### WRITTEN TASK
Reproduce all the lines below exactly and omit the images.

### DATA RECORDS
* * *

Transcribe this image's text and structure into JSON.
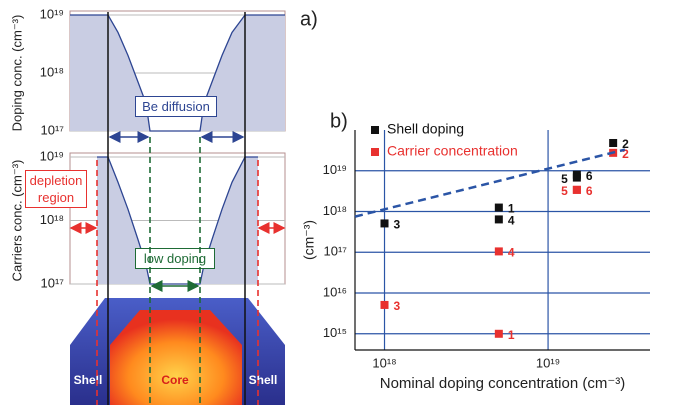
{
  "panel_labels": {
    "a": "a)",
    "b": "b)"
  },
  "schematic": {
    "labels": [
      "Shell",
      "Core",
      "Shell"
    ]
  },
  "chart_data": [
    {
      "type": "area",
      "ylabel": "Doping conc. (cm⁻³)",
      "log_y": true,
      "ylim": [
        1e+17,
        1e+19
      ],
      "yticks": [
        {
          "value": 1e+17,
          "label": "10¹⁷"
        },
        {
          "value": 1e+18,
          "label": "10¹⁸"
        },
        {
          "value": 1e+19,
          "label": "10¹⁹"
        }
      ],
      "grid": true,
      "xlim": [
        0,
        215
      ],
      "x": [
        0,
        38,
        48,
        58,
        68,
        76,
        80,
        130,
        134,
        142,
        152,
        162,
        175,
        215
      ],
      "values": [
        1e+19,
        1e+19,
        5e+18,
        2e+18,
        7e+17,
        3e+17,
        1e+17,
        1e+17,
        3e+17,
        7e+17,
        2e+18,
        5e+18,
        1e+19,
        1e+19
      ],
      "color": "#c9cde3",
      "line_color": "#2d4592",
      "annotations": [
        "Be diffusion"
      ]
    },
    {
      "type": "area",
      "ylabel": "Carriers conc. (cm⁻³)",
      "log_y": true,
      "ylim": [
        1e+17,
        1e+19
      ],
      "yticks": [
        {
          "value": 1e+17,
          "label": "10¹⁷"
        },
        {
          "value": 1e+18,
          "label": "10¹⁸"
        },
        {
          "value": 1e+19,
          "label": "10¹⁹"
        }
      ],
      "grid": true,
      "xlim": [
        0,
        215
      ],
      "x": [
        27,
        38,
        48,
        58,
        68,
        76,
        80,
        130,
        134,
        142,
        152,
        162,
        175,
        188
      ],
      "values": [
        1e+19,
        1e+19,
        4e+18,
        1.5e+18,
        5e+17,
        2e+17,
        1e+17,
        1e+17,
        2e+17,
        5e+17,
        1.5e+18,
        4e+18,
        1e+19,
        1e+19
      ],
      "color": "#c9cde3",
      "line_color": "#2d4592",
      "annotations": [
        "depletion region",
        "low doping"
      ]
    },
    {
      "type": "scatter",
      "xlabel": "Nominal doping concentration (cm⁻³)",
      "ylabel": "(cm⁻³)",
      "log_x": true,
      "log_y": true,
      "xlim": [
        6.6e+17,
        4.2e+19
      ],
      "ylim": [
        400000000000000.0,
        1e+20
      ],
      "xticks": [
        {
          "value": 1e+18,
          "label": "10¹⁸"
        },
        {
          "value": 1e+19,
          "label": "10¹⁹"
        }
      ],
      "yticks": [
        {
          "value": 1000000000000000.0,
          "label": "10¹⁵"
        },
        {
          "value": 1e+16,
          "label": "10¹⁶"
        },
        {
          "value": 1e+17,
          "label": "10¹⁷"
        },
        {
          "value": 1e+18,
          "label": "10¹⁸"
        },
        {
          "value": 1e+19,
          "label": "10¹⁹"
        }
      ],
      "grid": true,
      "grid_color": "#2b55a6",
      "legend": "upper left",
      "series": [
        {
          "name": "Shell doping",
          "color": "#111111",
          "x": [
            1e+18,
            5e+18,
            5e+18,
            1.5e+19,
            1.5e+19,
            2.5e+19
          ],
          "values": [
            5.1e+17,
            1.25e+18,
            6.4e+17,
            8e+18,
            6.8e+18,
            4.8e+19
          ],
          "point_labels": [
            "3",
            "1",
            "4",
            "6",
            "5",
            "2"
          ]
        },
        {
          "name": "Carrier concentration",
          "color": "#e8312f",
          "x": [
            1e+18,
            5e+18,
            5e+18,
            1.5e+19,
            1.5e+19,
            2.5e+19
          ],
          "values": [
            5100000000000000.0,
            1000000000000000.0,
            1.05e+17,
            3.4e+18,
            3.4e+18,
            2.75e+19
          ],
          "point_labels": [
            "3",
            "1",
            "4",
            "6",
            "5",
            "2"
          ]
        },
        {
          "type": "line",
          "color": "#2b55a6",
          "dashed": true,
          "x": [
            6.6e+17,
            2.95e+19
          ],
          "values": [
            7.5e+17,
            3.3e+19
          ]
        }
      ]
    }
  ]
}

* * *

### THE ANSWER
Transcribe this image's text and structure into JSON.
{
  "panel_labels": {
    "a": "a)",
    "b": "b)"
  },
  "schematic": {
    "labels": [
      "Shell",
      "Core",
      "Shell"
    ]
  },
  "chart_data": [
    {
      "type": "area",
      "ylabel": "Doping conc. (cm⁻³)",
      "log_y": true,
      "ylim": [
        1e+17,
        1e+19
      ],
      "yticks": [
        {
          "value": 1e+17,
          "label": "10¹⁷"
        },
        {
          "value": 1e+18,
          "label": "10¹⁸"
        },
        {
          "value": 1e+19,
          "label": "10¹⁹"
        }
      ],
      "grid": true,
      "xlim": [
        0,
        215
      ],
      "x": [
        0,
        38,
        48,
        58,
        68,
        76,
        80,
        130,
        134,
        142,
        152,
        162,
        175,
        215
      ],
      "values": [
        1e+19,
        1e+19,
        5e+18,
        2e+18,
        7e+17,
        3e+17,
        1e+17,
        1e+17,
        3e+17,
        7e+17,
        2e+18,
        5e+18,
        1e+19,
        1e+19
      ],
      "color": "#c9cde3",
      "line_color": "#2d4592",
      "annotations": [
        "Be diffusion"
      ]
    },
    {
      "type": "area",
      "ylabel": "Carriers conc. (cm⁻³)",
      "log_y": true,
      "ylim": [
        1e+17,
        1e+19
      ],
      "yticks": [
        {
          "value": 1e+17,
          "label": "10¹⁷"
        },
        {
          "value": 1e+18,
          "label": "10¹⁸"
        },
        {
          "value": 1e+19,
          "label": "10¹⁹"
        }
      ],
      "grid": true,
      "xlim": [
        0,
        215
      ],
      "x": [
        27,
        38,
        48,
        58,
        68,
        76,
        80,
        130,
        134,
        142,
        152,
        162,
        175,
        188
      ],
      "values": [
        1e+19,
        1e+19,
        4e+18,
        1.5e+18,
        5e+17,
        2e+17,
        1e+17,
        1e+17,
        2e+17,
        5e+17,
        1.5e+18,
        4e+18,
        1e+19,
        1e+19
      ],
      "color": "#c9cde3",
      "line_color": "#2d4592",
      "annotations": [
        "depletion region",
        "low doping"
      ]
    },
    {
      "type": "scatter",
      "xlabel": "Nominal doping concentration (cm⁻³)",
      "ylabel": "(cm⁻³)",
      "log_x": true,
      "log_y": true,
      "xlim": [
        6.6e+17,
        4.2e+19
      ],
      "ylim": [
        400000000000000.0,
        1e+20
      ],
      "xticks": [
        {
          "value": 1e+18,
          "label": "10¹⁸"
        },
        {
          "value": 1e+19,
          "label": "10¹⁹"
        }
      ],
      "yticks": [
        {
          "value": 1000000000000000.0,
          "label": "10¹⁵"
        },
        {
          "value": 1e+16,
          "label": "10¹⁶"
        },
        {
          "value": 1e+17,
          "label": "10¹⁷"
        },
        {
          "value": 1e+18,
          "label": "10¹⁸"
        },
        {
          "value": 1e+19,
          "label": "10¹⁹"
        }
      ],
      "grid": true,
      "grid_color": "#2b55a6",
      "legend": "upper left",
      "series": [
        {
          "name": "Shell doping",
          "color": "#111111",
          "x": [
            1e+18,
            5e+18,
            5e+18,
            1.5e+19,
            1.5e+19,
            2.5e+19
          ],
          "values": [
            5.1e+17,
            1.25e+18,
            6.4e+17,
            8e+18,
            6.8e+18,
            4.8e+19
          ],
          "point_labels": [
            "3",
            "1",
            "4",
            "6",
            "5",
            "2"
          ]
        },
        {
          "name": "Carrier concentration",
          "color": "#e8312f",
          "x": [
            1e+18,
            5e+18,
            5e+18,
            1.5e+19,
            1.5e+19,
            2.5e+19
          ],
          "values": [
            5100000000000000.0,
            1000000000000000.0,
            1.05e+17,
            3.4e+18,
            3.4e+18,
            2.75e+19
          ],
          "point_labels": [
            "3",
            "1",
            "4",
            "6",
            "5",
            "2"
          ]
        },
        {
          "type": "line",
          "color": "#2b55a6",
          "dashed": true,
          "x": [
            6.6e+17,
            2.95e+19
          ],
          "values": [
            7.5e+17,
            3.3e+19
          ]
        }
      ]
    }
  ]
}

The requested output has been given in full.